━━━━━ 演習本文

Vol.40 No.Supplement

一般口演
消化器:消化器・その他

(S548)

ParametricMFIによる肝細胞癌の血流評価

ParametricMFI of the hepatocellular carcinomas

山本 幸治1, 福本 義輝1, 清水 敦哉2, 白木 克哉3

Kouji YAMAMOTO1, Yoshiteru FUKUMOTO1, Atsuya SHIMIZU2, Katsuya SHIRAKI3

1済生会松阪総合病院医療技術部超音波検査室, 2済生会松阪総合病院内科, 3三重大学消化器肝臓内科

1Division of Ultrasound, Saiseikai Matsusaka General Hospital, 2Department of internal Medicine, Saiseikai Matsusaka General Hospital, 3Gastroenterology and Hapatology, Mie University school of Medicine

キーワード :

【はじめに】
近年の超音波技術の進歩は著しく肝臓疾患の診断においては日常診療では必須の検査となっている.特に造影超音波の診断能力はCT,MRIと肩を並べるようになってきた.肝腫瘤の精密診断としてSonazoid造影超音波検査が使用可能となり腫瘤の血流動態がより身近で観察出来診断に貢献できる時代となってきた.Sonazoidは,超音波の中低音圧で微小気泡を共振させた時に発生するハーモニック信号に造影効果を得るために連続的にリアルタイムに造影効果が比較的簡単に腫瘍血管が観察でき多方面から何度も観察でき診断が可能となってきた.しかし,高分化型肝細胞癌の診断および生物学的悪性度評価に対して困難であることに遭遇する.今回我々は,肝細胞癌におけるソナゾイド造影超音波検査(CEUS)のParametricMFI所見と病理所見を対比し検討した.

━━━━━━━━━━

# 取り組む課題
演習本文によると、Sonazoidを用いると腫瘍血管を多方面から何度も観察できるようになったとされています。本文が挙げているその理由を説明してください。

━━━━━ データ資料

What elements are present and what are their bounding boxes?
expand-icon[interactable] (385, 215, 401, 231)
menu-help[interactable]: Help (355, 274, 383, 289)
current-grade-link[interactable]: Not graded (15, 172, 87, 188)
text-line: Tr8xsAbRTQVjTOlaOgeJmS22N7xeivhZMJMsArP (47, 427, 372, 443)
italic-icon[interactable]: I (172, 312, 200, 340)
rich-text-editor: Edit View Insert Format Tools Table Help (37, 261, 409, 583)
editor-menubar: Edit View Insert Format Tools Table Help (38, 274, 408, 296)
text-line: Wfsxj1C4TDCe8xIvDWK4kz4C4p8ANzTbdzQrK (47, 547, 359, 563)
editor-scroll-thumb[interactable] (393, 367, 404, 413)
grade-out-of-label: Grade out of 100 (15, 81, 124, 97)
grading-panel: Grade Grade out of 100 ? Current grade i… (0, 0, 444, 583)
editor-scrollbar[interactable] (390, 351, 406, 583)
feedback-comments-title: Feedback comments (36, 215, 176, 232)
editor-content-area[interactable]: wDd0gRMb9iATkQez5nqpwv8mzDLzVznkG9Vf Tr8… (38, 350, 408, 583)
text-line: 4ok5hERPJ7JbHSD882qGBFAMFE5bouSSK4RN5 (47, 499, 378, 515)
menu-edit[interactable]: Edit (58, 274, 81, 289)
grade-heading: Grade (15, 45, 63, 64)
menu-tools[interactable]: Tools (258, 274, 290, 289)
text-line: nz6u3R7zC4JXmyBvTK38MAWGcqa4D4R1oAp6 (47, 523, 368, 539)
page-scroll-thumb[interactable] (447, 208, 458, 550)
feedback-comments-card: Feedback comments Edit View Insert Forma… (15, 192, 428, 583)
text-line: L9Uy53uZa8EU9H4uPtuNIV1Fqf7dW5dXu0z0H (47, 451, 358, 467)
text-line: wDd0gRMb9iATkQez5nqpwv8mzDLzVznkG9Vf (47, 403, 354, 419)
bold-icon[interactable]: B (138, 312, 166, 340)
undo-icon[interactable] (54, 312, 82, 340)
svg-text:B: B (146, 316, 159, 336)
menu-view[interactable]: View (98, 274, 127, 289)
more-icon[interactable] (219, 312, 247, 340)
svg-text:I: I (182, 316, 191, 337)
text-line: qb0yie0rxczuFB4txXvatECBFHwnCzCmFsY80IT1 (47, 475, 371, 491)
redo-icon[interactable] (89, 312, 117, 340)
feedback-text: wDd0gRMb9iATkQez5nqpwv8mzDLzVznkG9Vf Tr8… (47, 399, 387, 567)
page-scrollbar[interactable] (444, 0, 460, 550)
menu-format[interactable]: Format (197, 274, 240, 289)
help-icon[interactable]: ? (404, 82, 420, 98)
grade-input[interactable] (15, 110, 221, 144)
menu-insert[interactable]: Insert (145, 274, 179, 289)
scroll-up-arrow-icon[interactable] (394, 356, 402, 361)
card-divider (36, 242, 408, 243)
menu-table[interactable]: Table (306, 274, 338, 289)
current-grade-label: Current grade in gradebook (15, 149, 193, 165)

━━━━━━━━━━

# 記述解答
Sonazoidは、超音波の中低音圧で微小気泡を共振させたときに発生するハーモニック信号から造影効果を得ます。そのため造影効果が連続的かつリアルタイムに得られ、腫瘍血管を比較的簡単に、多方面から何度も観察できるからです。